=== OBJECTIVE ===
All lines holding the string "ASTM" are to be shown.
* Begin RECORDS *
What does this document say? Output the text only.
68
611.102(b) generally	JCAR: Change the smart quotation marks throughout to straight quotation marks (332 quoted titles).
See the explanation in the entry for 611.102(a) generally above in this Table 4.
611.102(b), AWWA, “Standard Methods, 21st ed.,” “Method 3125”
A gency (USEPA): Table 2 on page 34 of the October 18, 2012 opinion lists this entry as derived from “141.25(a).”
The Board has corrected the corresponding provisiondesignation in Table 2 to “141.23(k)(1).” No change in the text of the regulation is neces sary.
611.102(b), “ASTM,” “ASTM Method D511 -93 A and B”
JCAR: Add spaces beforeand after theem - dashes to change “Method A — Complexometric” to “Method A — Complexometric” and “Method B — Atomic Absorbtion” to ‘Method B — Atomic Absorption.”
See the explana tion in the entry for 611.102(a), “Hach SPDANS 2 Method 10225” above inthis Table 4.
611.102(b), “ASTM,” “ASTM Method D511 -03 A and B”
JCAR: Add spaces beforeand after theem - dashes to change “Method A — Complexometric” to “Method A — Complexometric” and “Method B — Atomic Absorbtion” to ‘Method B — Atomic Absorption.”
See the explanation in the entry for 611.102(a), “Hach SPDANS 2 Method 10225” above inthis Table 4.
* End RECORDS *
=== RESPONSE ===
611.102(b), “ASTM,” “ASTM Method D511 -93 A and B”
611.102(b), “ASTM,” “ASTM Method D511 -03 A and B”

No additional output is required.